**GIVEN PROBLEM:**
Locate the string "Informes" in the listing below. Copy every line where it is found.

Collected data entries

◆ ◆ ◆ ◆ ◆

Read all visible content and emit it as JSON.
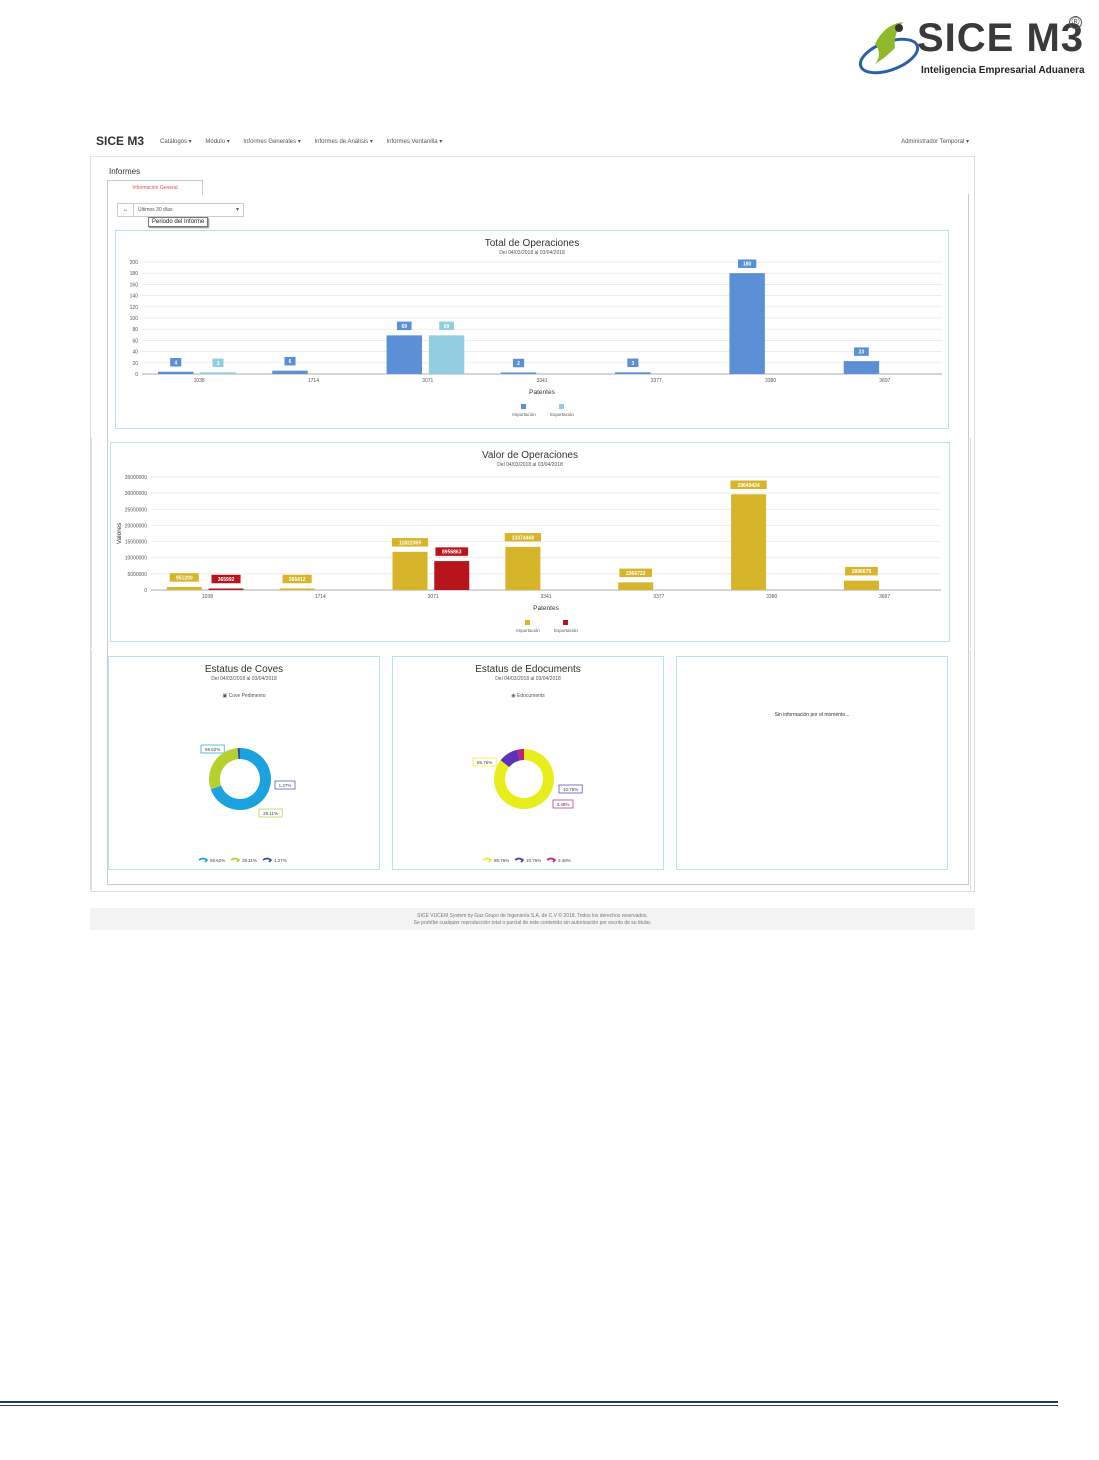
{
  "logo": {
    "brand": "SICE M3",
    "registered": "®",
    "tagline": "Inteligencia Empresarial Aduanera"
  },
  "navbar": {
    "brand": "SICE M3",
    "menu": [
      "Catálogos ▾",
      "Módulo ▾",
      "Informes Generales ▾",
      "Informes de Análisis ▾",
      "Informes Ventanilla ▾"
    ],
    "user": "Administrador Temporal ▾"
  },
  "page": {
    "title": "Informes",
    "tab": "Información General",
    "period_button": "↔",
    "period_value": "Últimos 30 días",
    "period_tooltip": "Periodo del Informe"
  },
  "colors": {
    "import_blue": "#5b8fd6",
    "export_lightblue": "#91cfe0",
    "import_gold": "#d6b52a",
    "export_red": "#b7151b",
    "card_border": "#b9e3ea"
  },
  "chart_data": [
    {
      "type": "bar",
      "title": "Total de Operaciones",
      "subtitle": "Del 04/03/2018 al 03/04/2018",
      "xlabel": "Patentes",
      "ylabel": "Operaciones",
      "categories": [
        "1038",
        "1714",
        "3071",
        "3341",
        "3377",
        "3380",
        "3697"
      ],
      "ylim": [
        0,
        200
      ],
      "yticks": [
        0,
        20,
        40,
        60,
        80,
        100,
        120,
        140,
        160,
        180,
        200
      ],
      "series": [
        {
          "name": "Importación",
          "values": [
            4,
            6,
            69,
            2,
            3,
            180,
            23
          ]
        },
        {
          "name": "Exportación",
          "values": [
            3,
            0,
            69,
            0,
            0,
            0,
            0
          ]
        }
      ],
      "legend": "bottom"
    },
    {
      "type": "bar",
      "title": "Valor de Operaciones",
      "subtitle": "Del 04/03/2018 al 03/04/2018",
      "xlabel": "Patentes",
      "ylabel": "Valores",
      "categories": [
        "1038",
        "1714",
        "3071",
        "3341",
        "3377",
        "3380",
        "3697"
      ],
      "ylim": [
        0,
        35000000
      ],
      "yticks": [
        0,
        5000000,
        10000000,
        15000000,
        20000000,
        25000000,
        30000000,
        35000000
      ],
      "series": [
        {
          "name": "Importación",
          "values": [
            951200,
            365412,
            11822369,
            13374468,
            2366722,
            29649424,
            2896675
          ]
        },
        {
          "name": "Exportación",
          "values": [
            365992,
            0,
            8956863,
            0,
            0,
            0,
            0
          ]
        }
      ],
      "legend": "bottom"
    },
    {
      "type": "pie",
      "title": "Estatus de Coves",
      "subtitle": "Del 04/03/2018 al 03/04/2018",
      "header_label": "Cove Pedimento",
      "slices": [
        {
          "label": "69.62%",
          "value": 69.62,
          "color": "#1aa3e0"
        },
        {
          "label": "29.11%",
          "value": 29.11,
          "color": "#b5d12e"
        },
        {
          "label": "1.27%",
          "value": 1.27,
          "color": "#3b4da8"
        }
      ]
    },
    {
      "type": "pie",
      "title": "Estatus de Edocuments",
      "subtitle": "Del 04/03/2018 al 03/04/2018",
      "header_label": "Edocuments",
      "slices": [
        {
          "label": "85.76%",
          "value": 85.76,
          "color": "#e8ee1c"
        },
        {
          "label": "10.76%",
          "value": 10.76,
          "color": "#5a33b8"
        },
        {
          "label": "3.48%",
          "value": 3.48,
          "color": "#c0207a"
        }
      ]
    }
  ],
  "empty_card": {
    "message": "Sin información por el momento..."
  },
  "footer": {
    "line1": "SICE VUCEM System by Gas Grupo de Ingeniería S.A. de C.V © 2018. Todos los derechos reservados.",
    "line2": "Se prohíbe cualquier reproducción total o parcial de este contenido sin autorización por escrito de su titular."
  }
}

◆ ◆ ◆ ◆ ◆

**CORRECT RESPONSE:**
      "Informes Generales ▾",
      "Informes de Análisis ▾",
      "Informes Ventanilla ▾"
    "title": "Informes",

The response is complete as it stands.